▶ [Exercise details]: Identify the lines bearing the string "Descending" and gather them.

───── Stored data ─────

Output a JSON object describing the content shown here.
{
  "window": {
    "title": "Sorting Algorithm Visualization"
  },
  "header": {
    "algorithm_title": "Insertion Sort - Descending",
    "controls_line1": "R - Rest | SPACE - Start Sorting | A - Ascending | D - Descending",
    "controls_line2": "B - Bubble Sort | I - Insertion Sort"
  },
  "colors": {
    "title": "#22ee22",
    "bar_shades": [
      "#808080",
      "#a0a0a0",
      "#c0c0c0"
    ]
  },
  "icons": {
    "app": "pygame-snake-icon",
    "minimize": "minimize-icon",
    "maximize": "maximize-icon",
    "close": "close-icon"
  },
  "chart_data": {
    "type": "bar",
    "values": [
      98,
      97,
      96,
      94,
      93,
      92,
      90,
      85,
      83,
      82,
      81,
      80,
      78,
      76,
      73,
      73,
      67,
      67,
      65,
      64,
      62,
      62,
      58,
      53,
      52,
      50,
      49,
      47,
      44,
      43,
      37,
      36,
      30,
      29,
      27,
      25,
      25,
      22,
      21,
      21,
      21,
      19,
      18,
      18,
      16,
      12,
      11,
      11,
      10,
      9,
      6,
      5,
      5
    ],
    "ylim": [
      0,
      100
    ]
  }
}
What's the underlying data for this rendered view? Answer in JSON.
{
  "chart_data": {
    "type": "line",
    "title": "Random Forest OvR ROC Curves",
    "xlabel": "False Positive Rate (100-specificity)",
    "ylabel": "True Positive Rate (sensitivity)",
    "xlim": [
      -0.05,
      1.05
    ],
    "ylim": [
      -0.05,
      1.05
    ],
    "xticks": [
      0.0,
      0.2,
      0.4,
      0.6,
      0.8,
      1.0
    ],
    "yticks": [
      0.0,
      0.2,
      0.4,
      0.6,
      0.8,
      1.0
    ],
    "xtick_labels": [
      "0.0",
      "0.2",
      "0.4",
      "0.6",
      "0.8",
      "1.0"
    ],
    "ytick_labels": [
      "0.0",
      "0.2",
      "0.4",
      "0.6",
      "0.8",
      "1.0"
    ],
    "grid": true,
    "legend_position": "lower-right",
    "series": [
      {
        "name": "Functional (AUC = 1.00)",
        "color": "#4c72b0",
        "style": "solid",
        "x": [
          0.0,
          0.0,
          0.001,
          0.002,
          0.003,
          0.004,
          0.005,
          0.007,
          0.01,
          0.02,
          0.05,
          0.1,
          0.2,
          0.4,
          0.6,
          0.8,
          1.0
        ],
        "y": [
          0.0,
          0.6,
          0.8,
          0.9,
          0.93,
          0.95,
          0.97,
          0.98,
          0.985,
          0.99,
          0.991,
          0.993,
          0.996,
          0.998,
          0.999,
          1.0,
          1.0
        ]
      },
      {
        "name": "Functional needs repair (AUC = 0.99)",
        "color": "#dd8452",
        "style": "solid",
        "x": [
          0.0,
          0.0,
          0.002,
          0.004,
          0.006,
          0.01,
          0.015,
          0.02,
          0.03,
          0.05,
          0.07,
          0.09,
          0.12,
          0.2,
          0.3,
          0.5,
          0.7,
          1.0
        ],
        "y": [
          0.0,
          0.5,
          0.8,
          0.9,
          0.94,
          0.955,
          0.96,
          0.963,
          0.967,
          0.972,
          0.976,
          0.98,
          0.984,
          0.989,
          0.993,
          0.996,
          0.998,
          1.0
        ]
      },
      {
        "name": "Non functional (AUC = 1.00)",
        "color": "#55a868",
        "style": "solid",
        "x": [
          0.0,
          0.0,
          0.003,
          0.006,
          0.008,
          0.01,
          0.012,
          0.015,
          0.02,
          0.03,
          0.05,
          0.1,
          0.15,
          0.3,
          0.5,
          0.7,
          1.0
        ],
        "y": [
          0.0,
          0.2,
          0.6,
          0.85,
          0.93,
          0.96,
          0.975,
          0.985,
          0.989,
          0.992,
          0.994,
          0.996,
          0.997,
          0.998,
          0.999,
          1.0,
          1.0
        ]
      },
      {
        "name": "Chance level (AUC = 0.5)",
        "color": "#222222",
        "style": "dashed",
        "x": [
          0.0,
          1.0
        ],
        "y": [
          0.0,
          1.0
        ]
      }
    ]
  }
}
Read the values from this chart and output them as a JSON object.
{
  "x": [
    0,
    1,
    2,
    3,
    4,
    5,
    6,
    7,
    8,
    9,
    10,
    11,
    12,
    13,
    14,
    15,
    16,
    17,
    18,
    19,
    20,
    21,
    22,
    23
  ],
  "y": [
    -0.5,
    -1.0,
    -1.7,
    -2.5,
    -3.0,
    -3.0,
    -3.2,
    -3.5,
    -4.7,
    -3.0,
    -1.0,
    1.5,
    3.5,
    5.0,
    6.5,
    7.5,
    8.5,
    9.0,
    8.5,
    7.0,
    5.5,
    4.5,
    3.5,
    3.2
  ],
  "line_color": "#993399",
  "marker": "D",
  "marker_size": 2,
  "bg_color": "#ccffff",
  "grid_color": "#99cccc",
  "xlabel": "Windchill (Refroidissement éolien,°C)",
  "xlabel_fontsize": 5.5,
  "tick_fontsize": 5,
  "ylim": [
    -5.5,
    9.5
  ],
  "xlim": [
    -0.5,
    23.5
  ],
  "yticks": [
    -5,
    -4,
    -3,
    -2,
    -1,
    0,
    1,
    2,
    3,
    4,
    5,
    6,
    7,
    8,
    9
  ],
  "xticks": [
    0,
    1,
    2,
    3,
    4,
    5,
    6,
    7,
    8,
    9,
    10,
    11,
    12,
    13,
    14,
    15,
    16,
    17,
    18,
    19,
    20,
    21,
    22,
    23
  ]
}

─────

▶ [Written answer]:
    "algorithm_title": "Insertion Sort - Descending",
    "controls_line1": "R - Rest | SPACE - Start Sorting | A - Ascending | D - Descending",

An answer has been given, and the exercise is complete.